TASK DIRECTIONS ▸ Identify each line below that contains the word "swatch", and copy it out.
-- begin --
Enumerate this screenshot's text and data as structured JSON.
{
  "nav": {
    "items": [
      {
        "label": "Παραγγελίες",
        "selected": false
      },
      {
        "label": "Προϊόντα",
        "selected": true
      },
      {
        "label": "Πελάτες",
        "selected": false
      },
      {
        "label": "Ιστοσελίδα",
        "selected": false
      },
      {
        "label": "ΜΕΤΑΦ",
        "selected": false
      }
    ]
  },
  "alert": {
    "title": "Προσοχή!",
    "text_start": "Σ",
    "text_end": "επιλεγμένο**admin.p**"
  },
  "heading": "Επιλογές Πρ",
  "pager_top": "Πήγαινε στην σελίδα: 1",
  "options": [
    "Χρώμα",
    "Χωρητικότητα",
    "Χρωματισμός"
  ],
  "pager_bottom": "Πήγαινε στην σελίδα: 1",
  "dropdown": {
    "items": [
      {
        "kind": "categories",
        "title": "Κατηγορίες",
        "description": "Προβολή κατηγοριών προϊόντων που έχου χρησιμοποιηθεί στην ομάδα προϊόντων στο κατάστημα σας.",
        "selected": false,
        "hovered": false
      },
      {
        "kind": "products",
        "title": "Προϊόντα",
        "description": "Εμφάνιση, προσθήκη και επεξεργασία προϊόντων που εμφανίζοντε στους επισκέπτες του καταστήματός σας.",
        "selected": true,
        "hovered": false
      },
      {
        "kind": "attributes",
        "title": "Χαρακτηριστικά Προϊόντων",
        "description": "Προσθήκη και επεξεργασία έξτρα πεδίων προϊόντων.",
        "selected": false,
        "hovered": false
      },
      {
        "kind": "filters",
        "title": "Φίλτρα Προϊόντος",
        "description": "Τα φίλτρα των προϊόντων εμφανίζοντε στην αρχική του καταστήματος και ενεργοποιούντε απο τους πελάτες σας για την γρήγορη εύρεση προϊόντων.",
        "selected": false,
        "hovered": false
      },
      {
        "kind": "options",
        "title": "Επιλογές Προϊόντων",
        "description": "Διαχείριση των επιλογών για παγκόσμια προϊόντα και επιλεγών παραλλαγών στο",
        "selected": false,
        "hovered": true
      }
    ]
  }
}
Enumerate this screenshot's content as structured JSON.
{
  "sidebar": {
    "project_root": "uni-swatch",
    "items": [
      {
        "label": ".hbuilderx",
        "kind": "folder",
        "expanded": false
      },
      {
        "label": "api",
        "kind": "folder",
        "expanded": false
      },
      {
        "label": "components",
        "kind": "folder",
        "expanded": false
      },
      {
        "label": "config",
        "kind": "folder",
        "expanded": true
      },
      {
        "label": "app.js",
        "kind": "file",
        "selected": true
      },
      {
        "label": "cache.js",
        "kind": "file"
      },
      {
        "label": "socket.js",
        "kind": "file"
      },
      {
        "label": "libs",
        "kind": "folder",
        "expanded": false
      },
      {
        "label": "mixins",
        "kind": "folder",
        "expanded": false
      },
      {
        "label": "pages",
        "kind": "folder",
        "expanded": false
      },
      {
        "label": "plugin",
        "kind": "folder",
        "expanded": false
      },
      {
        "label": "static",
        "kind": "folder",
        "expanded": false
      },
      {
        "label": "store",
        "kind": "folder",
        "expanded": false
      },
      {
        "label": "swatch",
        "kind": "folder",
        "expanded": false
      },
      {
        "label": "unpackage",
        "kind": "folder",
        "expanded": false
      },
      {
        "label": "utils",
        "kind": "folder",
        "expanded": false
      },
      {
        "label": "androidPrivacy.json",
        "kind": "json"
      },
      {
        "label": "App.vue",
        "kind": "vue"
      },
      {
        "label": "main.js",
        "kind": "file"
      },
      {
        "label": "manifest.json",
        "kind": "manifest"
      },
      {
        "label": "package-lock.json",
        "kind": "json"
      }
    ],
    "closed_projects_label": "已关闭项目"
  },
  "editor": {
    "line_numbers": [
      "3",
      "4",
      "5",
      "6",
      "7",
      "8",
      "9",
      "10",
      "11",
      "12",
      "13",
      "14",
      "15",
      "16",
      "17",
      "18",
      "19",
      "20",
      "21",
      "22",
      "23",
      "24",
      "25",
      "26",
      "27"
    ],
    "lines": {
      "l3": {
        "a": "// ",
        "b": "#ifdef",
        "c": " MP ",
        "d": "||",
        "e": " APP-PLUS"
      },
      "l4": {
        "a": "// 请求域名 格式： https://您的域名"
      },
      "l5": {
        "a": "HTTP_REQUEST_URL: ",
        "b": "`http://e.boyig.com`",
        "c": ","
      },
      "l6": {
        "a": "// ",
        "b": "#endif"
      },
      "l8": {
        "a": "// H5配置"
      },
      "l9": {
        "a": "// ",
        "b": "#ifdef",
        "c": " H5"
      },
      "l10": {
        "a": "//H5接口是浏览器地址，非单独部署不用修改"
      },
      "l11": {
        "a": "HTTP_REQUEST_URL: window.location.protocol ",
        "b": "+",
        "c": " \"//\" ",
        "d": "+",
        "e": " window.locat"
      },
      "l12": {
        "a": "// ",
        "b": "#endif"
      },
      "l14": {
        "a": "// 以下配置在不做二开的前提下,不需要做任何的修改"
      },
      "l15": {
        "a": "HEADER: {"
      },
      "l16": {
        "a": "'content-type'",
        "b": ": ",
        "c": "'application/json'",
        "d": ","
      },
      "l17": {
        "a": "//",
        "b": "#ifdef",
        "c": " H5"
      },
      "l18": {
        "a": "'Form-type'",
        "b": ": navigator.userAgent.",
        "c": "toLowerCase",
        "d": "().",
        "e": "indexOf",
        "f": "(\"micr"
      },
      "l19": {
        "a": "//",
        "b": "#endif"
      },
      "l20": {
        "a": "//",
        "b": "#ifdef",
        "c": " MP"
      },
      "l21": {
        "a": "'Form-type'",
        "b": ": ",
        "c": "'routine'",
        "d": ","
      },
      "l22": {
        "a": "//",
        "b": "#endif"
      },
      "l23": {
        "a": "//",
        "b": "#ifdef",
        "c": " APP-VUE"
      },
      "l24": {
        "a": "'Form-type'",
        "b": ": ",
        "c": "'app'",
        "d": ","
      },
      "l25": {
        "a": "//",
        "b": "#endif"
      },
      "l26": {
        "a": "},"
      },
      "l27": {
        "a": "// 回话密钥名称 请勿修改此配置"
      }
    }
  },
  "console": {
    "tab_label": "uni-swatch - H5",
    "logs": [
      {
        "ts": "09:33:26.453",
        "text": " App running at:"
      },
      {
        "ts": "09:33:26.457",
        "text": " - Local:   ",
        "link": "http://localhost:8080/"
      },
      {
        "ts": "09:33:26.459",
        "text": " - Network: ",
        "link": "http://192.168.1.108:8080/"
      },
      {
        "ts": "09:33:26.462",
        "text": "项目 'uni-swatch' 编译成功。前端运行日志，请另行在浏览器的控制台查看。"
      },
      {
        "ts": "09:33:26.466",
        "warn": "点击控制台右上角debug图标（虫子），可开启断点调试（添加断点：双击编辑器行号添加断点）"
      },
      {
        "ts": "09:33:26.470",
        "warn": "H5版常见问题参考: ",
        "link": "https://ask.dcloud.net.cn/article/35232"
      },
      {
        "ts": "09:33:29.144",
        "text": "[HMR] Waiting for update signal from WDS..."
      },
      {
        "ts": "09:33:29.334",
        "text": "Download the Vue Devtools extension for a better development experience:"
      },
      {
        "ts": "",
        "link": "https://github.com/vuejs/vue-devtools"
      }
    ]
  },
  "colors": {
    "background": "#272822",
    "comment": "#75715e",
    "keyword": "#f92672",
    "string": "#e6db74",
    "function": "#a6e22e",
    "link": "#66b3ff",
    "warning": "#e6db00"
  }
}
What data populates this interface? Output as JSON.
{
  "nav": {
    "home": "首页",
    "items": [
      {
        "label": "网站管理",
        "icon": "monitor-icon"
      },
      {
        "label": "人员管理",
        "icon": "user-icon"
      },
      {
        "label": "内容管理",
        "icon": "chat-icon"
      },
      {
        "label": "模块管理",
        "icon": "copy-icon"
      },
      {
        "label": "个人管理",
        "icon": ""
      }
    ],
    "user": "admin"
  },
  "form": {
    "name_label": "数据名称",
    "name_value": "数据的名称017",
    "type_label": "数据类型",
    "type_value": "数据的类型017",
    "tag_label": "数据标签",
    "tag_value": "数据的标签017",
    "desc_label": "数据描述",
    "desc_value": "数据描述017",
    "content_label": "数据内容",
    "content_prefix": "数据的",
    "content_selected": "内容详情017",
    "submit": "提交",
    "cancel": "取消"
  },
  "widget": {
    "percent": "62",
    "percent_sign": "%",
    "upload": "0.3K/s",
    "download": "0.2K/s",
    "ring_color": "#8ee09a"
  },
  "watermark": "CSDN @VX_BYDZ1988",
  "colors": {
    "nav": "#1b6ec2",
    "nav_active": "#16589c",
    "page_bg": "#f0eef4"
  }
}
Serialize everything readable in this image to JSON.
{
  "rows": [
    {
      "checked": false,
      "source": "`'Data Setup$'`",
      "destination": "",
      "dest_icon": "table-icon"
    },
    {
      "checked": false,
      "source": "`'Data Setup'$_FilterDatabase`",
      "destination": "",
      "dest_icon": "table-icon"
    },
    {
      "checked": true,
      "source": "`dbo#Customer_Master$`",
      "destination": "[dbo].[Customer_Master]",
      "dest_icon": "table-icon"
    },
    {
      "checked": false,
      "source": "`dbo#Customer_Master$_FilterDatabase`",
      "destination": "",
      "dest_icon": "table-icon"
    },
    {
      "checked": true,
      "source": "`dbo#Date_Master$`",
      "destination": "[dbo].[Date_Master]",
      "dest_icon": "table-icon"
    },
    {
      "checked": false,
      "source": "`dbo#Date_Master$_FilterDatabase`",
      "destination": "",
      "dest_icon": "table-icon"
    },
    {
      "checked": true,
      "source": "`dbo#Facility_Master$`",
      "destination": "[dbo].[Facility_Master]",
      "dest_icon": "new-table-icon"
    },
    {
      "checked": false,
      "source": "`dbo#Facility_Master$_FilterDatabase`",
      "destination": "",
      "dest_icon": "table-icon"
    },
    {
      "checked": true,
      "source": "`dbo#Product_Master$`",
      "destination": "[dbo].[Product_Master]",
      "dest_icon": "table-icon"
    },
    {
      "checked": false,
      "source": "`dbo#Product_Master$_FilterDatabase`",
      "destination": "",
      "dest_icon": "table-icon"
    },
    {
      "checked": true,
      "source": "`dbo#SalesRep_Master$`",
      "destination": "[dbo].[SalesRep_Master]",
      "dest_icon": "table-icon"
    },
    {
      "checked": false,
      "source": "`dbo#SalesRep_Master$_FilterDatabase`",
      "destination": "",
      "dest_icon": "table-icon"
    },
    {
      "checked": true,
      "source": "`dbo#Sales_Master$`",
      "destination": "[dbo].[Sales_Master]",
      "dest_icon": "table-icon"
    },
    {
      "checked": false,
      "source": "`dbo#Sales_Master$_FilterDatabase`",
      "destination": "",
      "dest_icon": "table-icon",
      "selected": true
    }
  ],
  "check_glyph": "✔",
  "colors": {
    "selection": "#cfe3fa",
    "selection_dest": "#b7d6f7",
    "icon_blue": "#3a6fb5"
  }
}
-- end --
RESPONSE TO THE TASK ▸
    "project_root": "uni-swatch",
        "label": "swatch",
    "tab_label": "uni-swatch - H5",
        "text": "项目 'uni-swatch' 编译成功。前端运行日志，请另行在浏览器的控制台查看。"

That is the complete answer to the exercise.